[Figure record extracts]
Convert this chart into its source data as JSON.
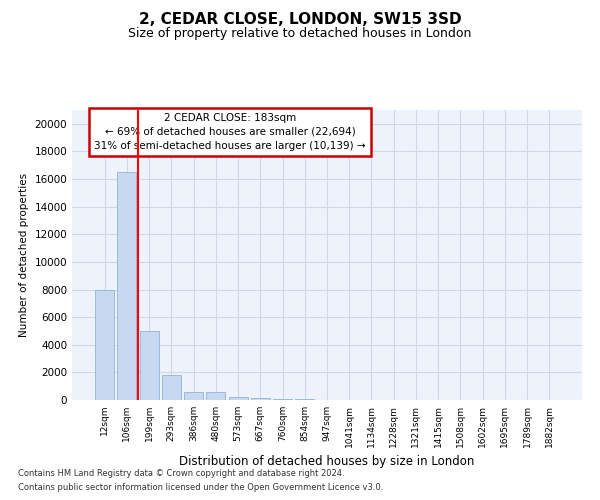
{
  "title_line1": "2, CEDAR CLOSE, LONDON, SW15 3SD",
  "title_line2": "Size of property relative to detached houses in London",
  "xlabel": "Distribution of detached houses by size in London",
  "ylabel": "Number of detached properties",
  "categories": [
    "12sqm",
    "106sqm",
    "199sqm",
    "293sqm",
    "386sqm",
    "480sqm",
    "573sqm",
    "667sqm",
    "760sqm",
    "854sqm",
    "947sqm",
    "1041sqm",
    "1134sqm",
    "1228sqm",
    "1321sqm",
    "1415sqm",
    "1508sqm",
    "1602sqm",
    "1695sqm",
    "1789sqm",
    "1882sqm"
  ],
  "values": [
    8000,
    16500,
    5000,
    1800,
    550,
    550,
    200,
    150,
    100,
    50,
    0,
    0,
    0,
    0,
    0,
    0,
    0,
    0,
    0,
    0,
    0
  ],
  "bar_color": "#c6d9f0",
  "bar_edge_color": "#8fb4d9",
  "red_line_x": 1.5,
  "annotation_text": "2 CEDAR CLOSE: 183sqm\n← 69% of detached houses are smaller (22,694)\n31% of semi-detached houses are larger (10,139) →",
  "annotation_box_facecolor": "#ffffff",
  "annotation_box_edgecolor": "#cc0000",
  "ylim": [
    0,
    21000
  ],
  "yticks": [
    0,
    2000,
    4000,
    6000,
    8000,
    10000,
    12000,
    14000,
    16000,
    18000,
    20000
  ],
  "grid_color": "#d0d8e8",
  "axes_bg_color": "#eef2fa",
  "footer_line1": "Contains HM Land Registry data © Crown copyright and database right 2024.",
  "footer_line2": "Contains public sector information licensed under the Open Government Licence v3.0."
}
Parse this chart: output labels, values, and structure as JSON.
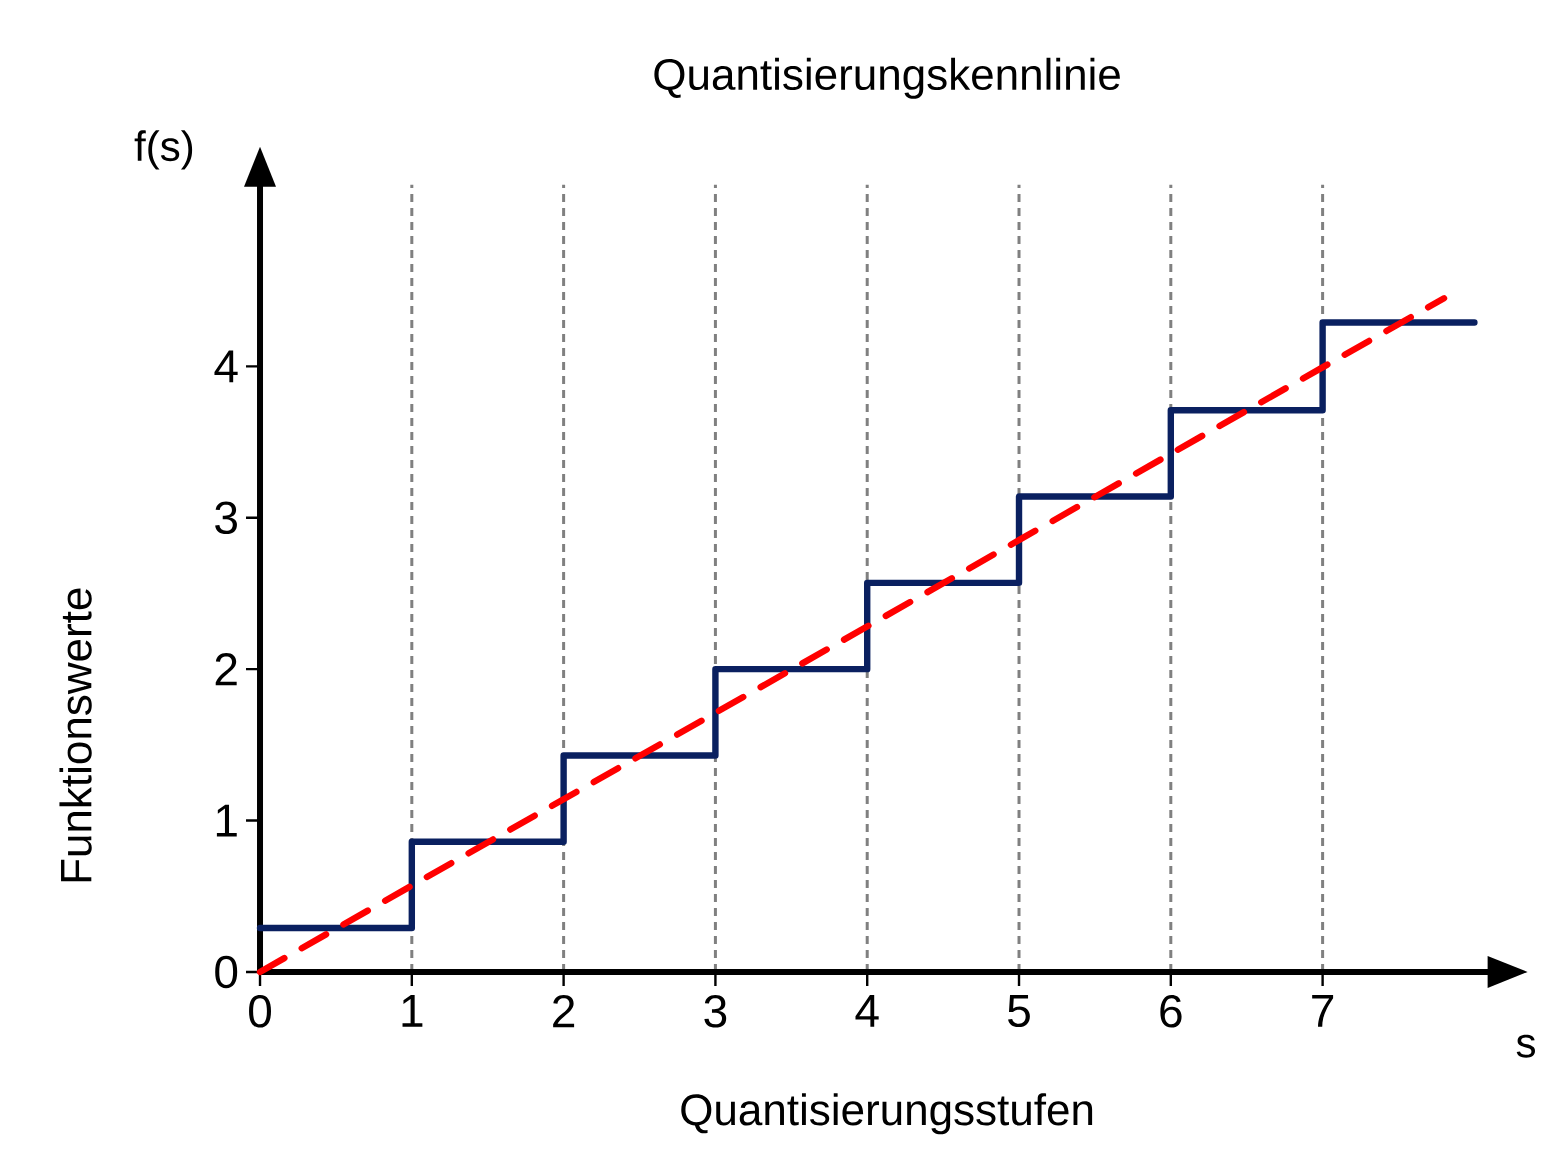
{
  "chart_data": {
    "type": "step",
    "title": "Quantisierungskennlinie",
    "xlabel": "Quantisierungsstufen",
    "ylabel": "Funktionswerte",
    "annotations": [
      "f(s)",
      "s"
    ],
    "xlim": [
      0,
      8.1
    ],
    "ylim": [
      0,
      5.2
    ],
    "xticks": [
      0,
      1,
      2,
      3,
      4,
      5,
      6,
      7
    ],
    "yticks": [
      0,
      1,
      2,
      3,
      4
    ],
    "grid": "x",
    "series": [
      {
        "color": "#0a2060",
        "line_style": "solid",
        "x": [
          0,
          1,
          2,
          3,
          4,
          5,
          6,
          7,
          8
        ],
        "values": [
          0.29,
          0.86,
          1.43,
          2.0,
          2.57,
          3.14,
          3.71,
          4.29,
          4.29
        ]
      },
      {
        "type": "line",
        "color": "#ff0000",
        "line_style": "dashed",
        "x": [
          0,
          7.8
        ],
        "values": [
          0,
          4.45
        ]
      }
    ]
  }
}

» Stated goal:
Print all of the entries word for word. Skip any images they contain.

» Right answer:
Convert this chart into its source data as JSON.
{
  "title_line1": "2, CEDAR CLOSE, LONDON, SW15 3SD",
  "title_line2": "Size of property relative to detached houses in London",
  "xlabel": "Distribution of detached houses by size in London",
  "ylabel": "Number of detached properties",
  "categories": [
    "12sqm",
    "106sqm",
    "199sqm",
    "293sqm",
    "386sqm",
    "480sqm",
    "573sqm",
    "667sqm",
    "760sqm",
    "854sqm",
    "947sqm",
    "1041sqm",
    "1134sqm",
    "1228sqm",
    "1321sqm",
    "1415sqm",
    "1508sqm",
    "1602sqm",
    "1695sqm",
    "1789sqm",
    "1882sqm"
  ],
  "values": [
    8000,
    16500,
    5000,
    1800,
    550,
    550,
    200,
    150,
    100,
    50,
    0,
    0,
    0,
    0,
    0,
    0,
    0,
    0,
    0,
    0,
    0
  ],
  "bar_color": "#c6d9f0",
  "bar_edge_color": "#8fb4d9",
  "red_line_x": 1.5,
  "annotation_text": "2 CEDAR CLOSE: 183sqm\n← 69% of detached houses are smaller (22,694)\n31% of semi-detached houses are larger (10,139) →",
  "annotation_box_facecolor": "#ffffff",
  "annotation_box_edgecolor": "#cc0000",
  "ylim": [
    0,
    21000
  ],
  "yticks": [
    0,
    2000,
    4000,
    6000,
    8000,
    10000,
    12000,
    14000,
    16000,
    18000,
    20000
  ],
  "grid_color": "#d0d8e8",
  "axes_bg_color": "#eef2fa",
  "footer_line1": "Contains HM Land Registry data © Crown copyright and database right 2024.",
  "footer_line2": "Contains public sector information licensed under the Open Government Licence v3.0."
}
Parse this chart: output labels, values, and structure as JSON.
{
  "chart_data": {
    "type": "step",
    "title": "Quantisierungskennlinie",
    "xlabel": "Quantisierungsstufen",
    "ylabel": "Funktionswerte",
    "annotations": [
      "f(s)",
      "s"
    ],
    "xlim": [
      0,
      8.1
    ],
    "ylim": [
      0,
      5.2
    ],
    "xticks": [
      0,
      1,
      2,
      3,
      4,
      5,
      6,
      7
    ],
    "yticks": [
      0,
      1,
      2,
      3,
      4
    ],
    "grid": "x",
    "series": [
      {
        "color": "#0a2060",
        "line_style": "solid",
        "x": [
          0,
          1,
          2,
          3,
          4,
          5,
          6,
          7,
          8
        ],
        "values": [
          0.29,
          0.86,
          1.43,
          2.0,
          2.57,
          3.14,
          3.71,
          4.29,
          4.29
        ]
      },
      {
        "type": "line",
        "color": "#ff0000",
        "line_style": "dashed",
        "x": [
          0,
          7.8
        ],
        "values": [
          0,
          4.45
        ]
      }
    ]
  }
}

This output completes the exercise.